BEGIN Selected text

Oz is a cardiothoracic surgeon and television personality who gained prominence in the 2000s for his regular appearances with Oprah Winfrey, who called him “America’s doctor.” On Winfrey’s talk show and later as host of his own show, Oz dispensed health and wellness advice, especially “miracle” diet products – much of which was criticized for being junk science.
In 2014, a British Medical Journal study found that half of Oz’s medical advice was baseless or wrong. The same year, Oz was grilled in Congress for promoting “miraculous” weight-loss programs that were shams, though Oz claimed they were safe and effective. In 2015, 10 of Oz’s colleagues called for him to be dismissed from Columbia University’s medical school for having “repeatedly shown disdain for science and evidence-based medicine” and “promoting quack treatments and cures in the interest of personal financial gain.”
Oz has come under further scrutiny during the coronavirus pandemic, when he touted questionable treatments for covid-19, despite not specializing in infectious disease. He initially suggested hydroxychloroquine as a possible covid-19 cure on Fox News, before changing his mind. He also faced backlash for suggesting last April – also on Fox News – that reopening schools “may only cost us 2 to 3% in terms of total mortality,” which was “a trade-off some folks would consider.” He later said he had “misspoke.”

END Selected text
BEGIN Source material

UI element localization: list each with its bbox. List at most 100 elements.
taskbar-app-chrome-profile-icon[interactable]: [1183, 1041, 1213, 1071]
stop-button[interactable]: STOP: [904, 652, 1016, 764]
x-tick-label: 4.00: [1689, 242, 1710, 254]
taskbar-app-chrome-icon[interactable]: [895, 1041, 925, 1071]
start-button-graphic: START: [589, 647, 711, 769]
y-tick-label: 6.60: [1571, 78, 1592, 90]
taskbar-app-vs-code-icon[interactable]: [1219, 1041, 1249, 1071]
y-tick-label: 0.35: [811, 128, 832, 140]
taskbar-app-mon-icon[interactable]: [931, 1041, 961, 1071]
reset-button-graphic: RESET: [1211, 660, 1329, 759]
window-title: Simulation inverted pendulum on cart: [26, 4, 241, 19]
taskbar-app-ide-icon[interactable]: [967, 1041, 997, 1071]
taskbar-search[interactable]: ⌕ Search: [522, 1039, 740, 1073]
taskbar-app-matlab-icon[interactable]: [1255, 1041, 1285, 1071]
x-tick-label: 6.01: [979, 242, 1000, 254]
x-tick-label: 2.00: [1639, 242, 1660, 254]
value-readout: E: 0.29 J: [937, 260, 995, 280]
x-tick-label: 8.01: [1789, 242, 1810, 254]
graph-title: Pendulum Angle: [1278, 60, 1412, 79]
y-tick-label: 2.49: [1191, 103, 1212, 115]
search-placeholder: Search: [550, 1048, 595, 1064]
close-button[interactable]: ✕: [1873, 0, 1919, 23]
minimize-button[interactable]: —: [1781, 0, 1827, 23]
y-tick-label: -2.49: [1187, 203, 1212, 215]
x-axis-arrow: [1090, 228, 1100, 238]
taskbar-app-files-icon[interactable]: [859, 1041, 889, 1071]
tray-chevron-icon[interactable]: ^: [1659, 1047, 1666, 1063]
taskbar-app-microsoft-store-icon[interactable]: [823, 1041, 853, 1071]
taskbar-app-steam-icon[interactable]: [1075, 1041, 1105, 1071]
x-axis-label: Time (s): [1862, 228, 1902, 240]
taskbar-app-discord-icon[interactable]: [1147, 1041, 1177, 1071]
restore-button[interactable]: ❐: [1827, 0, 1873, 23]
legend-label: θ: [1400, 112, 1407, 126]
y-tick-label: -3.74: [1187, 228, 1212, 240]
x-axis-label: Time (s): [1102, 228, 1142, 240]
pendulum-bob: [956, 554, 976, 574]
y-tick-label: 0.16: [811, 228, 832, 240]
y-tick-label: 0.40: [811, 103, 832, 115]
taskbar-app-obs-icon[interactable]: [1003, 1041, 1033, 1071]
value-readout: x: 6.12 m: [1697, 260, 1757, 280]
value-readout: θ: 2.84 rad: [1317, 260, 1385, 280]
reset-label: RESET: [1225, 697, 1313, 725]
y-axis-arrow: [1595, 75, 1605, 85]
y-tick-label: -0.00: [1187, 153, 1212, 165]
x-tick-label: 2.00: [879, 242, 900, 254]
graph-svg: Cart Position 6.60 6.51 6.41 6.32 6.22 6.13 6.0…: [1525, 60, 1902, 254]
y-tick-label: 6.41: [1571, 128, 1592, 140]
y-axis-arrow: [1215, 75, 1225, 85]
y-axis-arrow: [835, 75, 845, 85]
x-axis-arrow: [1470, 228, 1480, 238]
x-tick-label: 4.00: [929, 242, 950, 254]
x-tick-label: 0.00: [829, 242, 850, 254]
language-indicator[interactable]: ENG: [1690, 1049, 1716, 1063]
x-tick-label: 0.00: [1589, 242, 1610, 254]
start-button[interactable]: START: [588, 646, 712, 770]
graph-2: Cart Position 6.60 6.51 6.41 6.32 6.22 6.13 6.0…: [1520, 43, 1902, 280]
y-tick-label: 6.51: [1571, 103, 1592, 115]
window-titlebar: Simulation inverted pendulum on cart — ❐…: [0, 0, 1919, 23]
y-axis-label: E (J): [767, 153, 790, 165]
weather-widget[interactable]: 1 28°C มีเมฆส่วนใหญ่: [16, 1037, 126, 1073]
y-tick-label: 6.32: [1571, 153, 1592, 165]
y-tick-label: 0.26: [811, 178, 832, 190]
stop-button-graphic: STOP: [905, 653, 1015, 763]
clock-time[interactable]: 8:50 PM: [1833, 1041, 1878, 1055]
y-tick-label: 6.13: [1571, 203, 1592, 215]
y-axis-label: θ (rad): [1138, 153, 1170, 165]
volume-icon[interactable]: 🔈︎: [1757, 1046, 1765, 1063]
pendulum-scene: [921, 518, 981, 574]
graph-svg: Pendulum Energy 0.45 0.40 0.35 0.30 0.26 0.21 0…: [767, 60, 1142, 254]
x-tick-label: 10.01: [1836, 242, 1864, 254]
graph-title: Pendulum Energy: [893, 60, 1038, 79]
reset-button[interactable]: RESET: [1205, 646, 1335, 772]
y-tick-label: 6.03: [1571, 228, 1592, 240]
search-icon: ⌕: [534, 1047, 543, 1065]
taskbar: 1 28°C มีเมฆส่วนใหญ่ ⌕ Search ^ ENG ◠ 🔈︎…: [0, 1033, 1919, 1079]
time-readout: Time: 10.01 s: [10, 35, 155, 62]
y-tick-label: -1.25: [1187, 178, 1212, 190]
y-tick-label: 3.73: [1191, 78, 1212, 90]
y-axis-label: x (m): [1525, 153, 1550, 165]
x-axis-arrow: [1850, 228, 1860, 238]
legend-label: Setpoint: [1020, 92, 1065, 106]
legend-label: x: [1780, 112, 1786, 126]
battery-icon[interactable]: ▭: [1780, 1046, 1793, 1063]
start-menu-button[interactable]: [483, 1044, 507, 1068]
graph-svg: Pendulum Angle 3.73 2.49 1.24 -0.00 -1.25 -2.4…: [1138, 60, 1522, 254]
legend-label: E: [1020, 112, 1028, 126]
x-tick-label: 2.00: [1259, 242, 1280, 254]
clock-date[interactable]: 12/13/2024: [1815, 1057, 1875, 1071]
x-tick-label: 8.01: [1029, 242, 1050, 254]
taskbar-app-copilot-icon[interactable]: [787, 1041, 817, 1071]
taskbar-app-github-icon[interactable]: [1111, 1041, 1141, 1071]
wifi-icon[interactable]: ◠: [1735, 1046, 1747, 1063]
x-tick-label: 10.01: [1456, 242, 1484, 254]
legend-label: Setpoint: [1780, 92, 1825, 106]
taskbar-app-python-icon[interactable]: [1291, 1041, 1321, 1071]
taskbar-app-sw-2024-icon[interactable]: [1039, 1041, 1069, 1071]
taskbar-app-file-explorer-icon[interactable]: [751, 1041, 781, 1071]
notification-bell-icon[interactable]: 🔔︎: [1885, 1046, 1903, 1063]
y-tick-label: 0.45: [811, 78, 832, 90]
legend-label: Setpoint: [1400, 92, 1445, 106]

END Source material

_Things to do:_
A: In the text about Oz, reproduce word for word the part starting with "Oz is a cardiothoracic" and going on through "being junk science.".
B: Answer these questions from the text about Oz:
(i) Who called Oz "America's doctor"?
(ii) How many of Oz's colleagues called for him to be dismissed from Columbia University's medical school in 2015?
(iii) What did Oz initially suggest on Fox News as a possible covid-19 cure?

_Responses to the tasks:_
A:
Oz is a cardiothoracic surgeon and television personality who gained prominence in the 2000s for his regular appearances with Oprah Winfrey, who called him “America’s doctor.” On Winfrey’s talk show and later as host of his own show, Oz dispensed health and wellness advice, especially “miracle” diet products – much of which was criticized for being junk science.

B:
(i) Oprah Winfrey
(ii) 10
(iii) Hydroxychloroquine